━━ RECORDED INFORMATION

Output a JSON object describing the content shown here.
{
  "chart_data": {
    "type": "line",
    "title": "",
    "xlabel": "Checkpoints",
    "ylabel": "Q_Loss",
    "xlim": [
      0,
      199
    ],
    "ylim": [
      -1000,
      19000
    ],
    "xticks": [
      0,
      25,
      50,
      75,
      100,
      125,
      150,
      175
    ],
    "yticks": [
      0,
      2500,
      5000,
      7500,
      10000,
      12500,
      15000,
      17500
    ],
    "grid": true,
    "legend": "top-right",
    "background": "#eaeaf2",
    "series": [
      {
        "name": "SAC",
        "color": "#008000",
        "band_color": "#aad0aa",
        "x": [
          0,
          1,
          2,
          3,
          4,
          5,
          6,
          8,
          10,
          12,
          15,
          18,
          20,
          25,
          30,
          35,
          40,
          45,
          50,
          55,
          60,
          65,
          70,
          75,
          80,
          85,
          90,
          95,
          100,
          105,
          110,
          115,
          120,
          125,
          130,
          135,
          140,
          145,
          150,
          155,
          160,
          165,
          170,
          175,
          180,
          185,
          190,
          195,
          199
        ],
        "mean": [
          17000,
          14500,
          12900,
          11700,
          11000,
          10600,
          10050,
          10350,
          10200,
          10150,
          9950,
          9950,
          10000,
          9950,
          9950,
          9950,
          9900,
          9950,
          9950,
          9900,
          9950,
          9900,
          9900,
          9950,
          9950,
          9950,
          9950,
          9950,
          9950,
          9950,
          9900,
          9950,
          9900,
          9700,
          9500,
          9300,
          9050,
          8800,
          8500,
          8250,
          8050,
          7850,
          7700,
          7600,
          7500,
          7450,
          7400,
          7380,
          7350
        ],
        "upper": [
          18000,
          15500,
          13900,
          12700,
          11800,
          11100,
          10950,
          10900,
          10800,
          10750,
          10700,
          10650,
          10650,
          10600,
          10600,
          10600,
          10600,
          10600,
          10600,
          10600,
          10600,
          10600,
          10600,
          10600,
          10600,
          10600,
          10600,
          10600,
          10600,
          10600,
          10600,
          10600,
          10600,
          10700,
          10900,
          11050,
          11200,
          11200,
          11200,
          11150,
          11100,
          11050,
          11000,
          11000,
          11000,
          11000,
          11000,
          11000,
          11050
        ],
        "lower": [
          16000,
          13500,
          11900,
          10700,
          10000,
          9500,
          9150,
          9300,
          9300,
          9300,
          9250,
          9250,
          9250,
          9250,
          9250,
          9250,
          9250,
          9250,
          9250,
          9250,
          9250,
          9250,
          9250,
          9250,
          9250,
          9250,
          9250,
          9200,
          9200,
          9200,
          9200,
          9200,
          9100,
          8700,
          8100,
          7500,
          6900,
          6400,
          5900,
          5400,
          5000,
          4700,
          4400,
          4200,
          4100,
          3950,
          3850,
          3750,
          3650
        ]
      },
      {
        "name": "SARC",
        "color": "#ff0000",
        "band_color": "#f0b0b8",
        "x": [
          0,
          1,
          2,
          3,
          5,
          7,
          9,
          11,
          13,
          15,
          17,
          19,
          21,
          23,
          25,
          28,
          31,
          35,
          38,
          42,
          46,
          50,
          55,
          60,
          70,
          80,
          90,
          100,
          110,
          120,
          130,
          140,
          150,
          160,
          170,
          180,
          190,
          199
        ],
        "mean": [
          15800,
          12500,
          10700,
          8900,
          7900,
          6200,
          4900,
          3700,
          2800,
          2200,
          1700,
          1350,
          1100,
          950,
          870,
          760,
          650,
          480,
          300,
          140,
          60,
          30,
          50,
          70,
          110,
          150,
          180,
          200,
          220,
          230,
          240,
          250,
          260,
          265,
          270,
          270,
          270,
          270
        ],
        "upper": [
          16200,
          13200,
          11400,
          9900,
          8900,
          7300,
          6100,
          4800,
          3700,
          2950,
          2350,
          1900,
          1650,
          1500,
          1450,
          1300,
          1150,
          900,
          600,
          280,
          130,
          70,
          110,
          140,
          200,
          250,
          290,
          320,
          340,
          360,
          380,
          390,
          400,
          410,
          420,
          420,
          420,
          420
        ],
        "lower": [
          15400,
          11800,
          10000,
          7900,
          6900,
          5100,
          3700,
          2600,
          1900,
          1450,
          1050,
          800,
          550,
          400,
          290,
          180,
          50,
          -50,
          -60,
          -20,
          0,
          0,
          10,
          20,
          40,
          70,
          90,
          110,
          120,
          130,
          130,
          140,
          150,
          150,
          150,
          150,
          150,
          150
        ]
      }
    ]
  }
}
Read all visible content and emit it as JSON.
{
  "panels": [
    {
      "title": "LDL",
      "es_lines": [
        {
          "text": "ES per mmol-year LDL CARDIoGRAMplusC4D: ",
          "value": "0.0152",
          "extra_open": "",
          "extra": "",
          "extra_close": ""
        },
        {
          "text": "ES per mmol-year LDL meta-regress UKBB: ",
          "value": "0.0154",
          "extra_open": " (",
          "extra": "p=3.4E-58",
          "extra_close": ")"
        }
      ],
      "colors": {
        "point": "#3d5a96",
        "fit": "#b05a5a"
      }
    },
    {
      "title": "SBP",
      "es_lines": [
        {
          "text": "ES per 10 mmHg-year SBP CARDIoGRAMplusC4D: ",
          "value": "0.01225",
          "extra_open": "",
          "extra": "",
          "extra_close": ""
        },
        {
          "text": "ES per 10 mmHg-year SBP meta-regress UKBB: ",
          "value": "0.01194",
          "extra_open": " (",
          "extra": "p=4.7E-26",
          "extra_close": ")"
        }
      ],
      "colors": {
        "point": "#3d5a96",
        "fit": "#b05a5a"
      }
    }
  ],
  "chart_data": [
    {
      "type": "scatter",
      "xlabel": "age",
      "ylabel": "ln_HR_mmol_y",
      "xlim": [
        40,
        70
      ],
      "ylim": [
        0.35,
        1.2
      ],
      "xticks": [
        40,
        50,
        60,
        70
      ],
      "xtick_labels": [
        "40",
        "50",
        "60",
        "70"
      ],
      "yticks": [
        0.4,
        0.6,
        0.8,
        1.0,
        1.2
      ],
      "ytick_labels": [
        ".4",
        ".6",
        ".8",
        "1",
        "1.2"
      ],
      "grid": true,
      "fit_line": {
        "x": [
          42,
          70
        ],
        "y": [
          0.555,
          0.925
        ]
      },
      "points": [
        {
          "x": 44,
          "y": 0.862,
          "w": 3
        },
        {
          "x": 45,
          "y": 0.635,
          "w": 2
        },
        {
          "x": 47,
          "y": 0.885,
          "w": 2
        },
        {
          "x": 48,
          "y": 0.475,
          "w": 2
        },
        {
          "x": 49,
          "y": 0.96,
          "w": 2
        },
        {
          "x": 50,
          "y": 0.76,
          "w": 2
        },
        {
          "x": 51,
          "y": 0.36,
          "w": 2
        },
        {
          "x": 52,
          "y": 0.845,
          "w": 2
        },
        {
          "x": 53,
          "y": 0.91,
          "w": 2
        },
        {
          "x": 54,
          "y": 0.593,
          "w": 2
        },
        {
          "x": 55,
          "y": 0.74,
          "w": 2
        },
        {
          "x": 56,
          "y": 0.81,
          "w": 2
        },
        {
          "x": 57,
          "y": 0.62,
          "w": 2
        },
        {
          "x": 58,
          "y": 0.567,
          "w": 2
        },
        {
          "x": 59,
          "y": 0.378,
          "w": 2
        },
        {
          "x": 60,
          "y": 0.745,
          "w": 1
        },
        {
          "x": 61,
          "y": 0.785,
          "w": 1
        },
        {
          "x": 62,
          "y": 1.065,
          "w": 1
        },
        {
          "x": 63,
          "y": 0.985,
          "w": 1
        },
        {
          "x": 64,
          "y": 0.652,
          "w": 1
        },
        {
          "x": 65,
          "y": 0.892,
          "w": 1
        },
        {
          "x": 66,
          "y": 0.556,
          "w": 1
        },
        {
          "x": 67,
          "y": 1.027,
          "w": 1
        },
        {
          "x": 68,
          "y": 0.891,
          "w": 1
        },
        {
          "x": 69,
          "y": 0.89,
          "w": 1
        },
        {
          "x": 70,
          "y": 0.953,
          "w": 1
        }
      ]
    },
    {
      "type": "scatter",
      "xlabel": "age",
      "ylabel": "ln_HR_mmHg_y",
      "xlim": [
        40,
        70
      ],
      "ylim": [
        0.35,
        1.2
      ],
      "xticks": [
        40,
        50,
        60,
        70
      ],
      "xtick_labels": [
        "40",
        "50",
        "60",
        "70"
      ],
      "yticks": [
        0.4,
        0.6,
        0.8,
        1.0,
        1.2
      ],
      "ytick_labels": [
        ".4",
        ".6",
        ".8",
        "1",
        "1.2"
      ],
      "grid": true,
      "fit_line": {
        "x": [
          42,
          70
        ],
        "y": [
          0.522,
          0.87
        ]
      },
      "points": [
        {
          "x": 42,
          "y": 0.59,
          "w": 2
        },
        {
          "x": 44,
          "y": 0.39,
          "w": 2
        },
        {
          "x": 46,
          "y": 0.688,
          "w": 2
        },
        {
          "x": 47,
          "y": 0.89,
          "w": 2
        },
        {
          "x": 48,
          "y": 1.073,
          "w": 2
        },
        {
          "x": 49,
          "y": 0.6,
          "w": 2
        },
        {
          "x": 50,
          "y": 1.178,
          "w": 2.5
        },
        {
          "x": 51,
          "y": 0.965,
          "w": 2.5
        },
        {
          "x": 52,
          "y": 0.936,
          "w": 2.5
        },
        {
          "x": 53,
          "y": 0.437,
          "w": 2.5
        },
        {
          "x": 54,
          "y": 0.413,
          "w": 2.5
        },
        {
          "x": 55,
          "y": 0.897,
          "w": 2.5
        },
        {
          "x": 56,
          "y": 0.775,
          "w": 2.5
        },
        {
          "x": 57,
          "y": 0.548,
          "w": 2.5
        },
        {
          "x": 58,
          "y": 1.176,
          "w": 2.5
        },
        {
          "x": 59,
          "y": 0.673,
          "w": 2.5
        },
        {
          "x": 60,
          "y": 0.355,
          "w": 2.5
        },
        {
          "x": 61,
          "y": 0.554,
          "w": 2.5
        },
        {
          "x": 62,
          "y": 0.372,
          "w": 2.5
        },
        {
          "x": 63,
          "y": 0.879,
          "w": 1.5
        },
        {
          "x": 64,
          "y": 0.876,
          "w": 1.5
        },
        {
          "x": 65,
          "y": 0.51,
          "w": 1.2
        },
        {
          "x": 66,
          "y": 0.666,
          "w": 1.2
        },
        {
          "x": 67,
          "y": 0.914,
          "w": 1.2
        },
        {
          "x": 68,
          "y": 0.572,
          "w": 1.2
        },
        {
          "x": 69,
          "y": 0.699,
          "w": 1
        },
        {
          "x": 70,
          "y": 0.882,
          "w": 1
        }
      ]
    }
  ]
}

━━━━

> EXERCISE AIM:
Where a line holds "year", copy that line.

> OUTPUT FOR THIS EXERCISE:
          "text": "ES per mmol-year LDL CARDIoGRAMplusC4D: ",
          "text": "ES per mmol-year LDL meta-regress UKBB: ",
          "text": "ES per 10 mmHg-year SBP CARDIoGRAMplusC4D: ",
          "text": "ES per 10 mmHg-year SBP meta-regress UKBB: ",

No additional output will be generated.